▶ Collected data entries
┌──

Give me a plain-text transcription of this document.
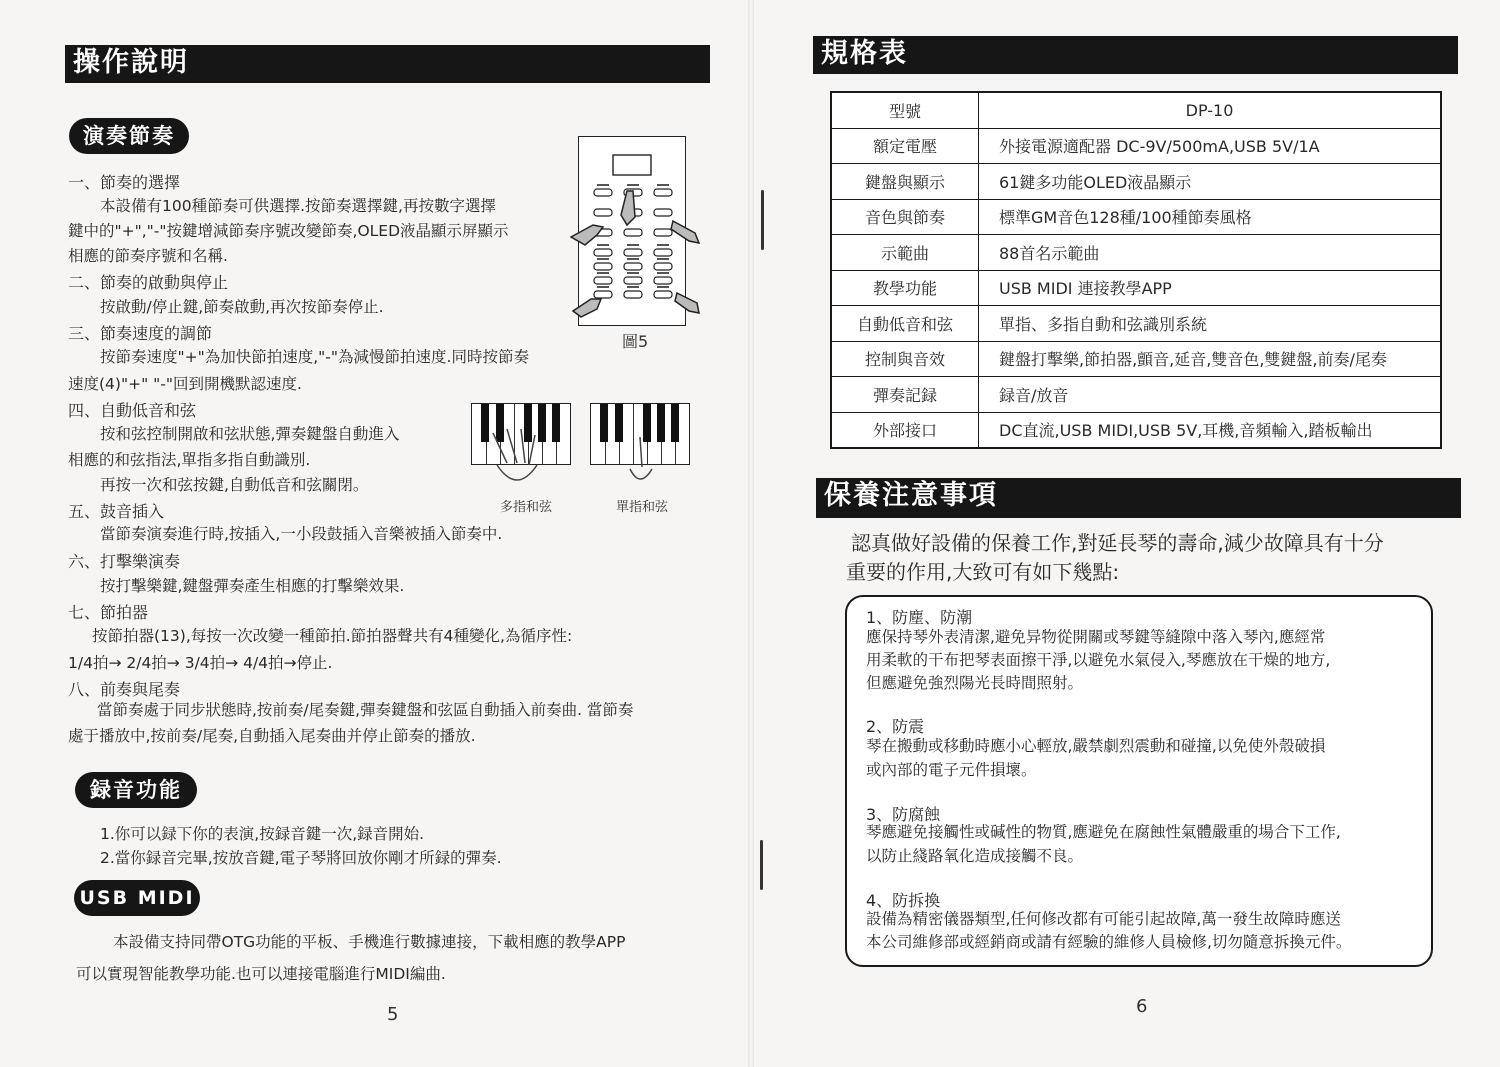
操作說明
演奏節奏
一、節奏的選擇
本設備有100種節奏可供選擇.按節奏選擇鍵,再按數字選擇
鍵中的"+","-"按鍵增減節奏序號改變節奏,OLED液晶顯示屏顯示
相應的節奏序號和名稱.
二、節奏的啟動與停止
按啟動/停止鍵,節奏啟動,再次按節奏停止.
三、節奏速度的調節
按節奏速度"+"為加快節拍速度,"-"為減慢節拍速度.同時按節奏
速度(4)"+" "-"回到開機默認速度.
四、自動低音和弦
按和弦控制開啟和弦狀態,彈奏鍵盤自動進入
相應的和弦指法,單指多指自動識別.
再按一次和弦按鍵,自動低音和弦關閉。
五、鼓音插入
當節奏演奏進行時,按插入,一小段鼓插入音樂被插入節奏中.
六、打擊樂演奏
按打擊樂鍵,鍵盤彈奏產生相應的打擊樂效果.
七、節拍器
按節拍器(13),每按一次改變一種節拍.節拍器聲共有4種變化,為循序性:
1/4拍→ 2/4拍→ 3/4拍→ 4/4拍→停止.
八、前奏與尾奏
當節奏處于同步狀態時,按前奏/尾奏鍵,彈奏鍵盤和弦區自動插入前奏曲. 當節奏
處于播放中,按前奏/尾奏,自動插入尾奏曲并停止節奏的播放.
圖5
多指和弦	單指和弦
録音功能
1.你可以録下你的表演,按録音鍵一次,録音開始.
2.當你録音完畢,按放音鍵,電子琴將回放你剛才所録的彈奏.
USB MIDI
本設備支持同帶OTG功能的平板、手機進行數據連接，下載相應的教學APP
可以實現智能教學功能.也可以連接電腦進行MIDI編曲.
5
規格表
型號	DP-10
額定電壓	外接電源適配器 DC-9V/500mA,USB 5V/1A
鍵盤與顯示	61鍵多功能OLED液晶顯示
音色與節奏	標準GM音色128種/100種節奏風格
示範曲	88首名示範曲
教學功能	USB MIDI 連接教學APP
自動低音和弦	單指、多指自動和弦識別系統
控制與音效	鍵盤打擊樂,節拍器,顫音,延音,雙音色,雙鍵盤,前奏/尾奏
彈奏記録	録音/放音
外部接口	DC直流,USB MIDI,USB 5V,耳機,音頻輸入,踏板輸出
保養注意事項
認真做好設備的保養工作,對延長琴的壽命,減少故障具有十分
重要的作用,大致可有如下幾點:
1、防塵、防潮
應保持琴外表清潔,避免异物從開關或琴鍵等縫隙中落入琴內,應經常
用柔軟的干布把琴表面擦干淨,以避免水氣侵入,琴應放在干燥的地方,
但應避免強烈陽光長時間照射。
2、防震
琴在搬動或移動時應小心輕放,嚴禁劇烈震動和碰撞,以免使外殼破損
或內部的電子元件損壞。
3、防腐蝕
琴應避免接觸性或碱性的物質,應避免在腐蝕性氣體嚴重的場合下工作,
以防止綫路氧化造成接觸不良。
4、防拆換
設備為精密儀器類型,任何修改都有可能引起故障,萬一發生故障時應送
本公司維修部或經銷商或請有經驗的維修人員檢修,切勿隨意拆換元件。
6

└──

▶ AIM
Each line above is to be copied verbatim. Drop any image from the copy.

▶ RESULT BELOW
Give me a plain-text transcription of this document.
操作說明
演奏節奏
一、節奏的選擇
本設備有100種節奏可供選擇.按節奏選擇鍵,再按數字選擇
鍵中的"+","-"按鍵增減節奏序號改變節奏,OLED液晶顯示屏顯示
相應的節奏序號和名稱.
二、節奏的啟動與停止
按啟動/停止鍵,節奏啟動,再次按節奏停止.
三、節奏速度的調節
按節奏速度"+"為加快節拍速度,"-"為減慢節拍速度.同時按節奏
速度(4)"+" "-"回到開機默認速度.
四、自動低音和弦
按和弦控制開啟和弦狀態,彈奏鍵盤自動進入
相應的和弦指法,單指多指自動識別.
再按一次和弦按鍵,自動低音和弦關閉。
五、鼓音插入
當節奏演奏進行時,按插入,一小段鼓插入音樂被插入節奏中.
六、打擊樂演奏
按打擊樂鍵,鍵盤彈奏產生相應的打擊樂效果.
七、節拍器
按節拍器(13),每按一次改變一種節拍.節拍器聲共有4種變化,為循序性:
1/4拍→ 2/4拍→ 3/4拍→ 4/4拍→停止.
八、前奏與尾奏
當節奏處于同步狀態時,按前奏/尾奏鍵,彈奏鍵盤和弦區自動插入前奏曲. 當節奏
處于播放中,按前奏/尾奏,自動插入尾奏曲并停止節奏的播放.
圖5
多指和弦	單指和弦
録音功能
1.你可以録下你的表演,按録音鍵一次,録音開始.
2.當你録音完畢,按放音鍵,電子琴將回放你剛才所録的彈奏.
USB MIDI
本設備支持同帶OTG功能的平板、手機進行數據連接，下載相應的教學APP
可以實現智能教學功能.也可以連接電腦進行MIDI編曲.
5
規格表
型號	DP-10
額定電壓	外接電源適配器 DC-9V/500mA,USB 5V/1A
鍵盤與顯示	61鍵多功能OLED液晶顯示
音色與節奏	標準GM音色128種/100種節奏風格
示範曲	88首名示範曲
教學功能	USB MIDI 連接教學APP
自動低音和弦	單指、多指自動和弦識別系統
控制與音效	鍵盤打擊樂,節拍器,顫音,延音,雙音色,雙鍵盤,前奏/尾奏
彈奏記録	録音/放音
外部接口	DC直流,USB MIDI,USB 5V,耳機,音頻輸入,踏板輸出
保養注意事項
認真做好設備的保養工作,對延長琴的壽命,減少故障具有十分
重要的作用,大致可有如下幾點:
1、防塵、防潮
應保持琴外表清潔,避免异物從開關或琴鍵等縫隙中落入琴內,應經常
用柔軟的干布把琴表面擦干淨,以避免水氣侵入,琴應放在干燥的地方,
但應避免強烈陽光長時間照射。
2、防震
琴在搬動或移動時應小心輕放,嚴禁劇烈震動和碰撞,以免使外殼破損
或內部的電子元件損壞。
3、防腐蝕
琴應避免接觸性或碱性的物質,應避免在腐蝕性氣體嚴重的場合下工作,
以防止綫路氧化造成接觸不良。
4、防拆換
設備為精密儀器類型,任何修改都有可能引起故障,萬一發生故障時應送
本公司維修部或經銷商或請有經驗的維修人員檢修,切勿隨意拆換元件。
6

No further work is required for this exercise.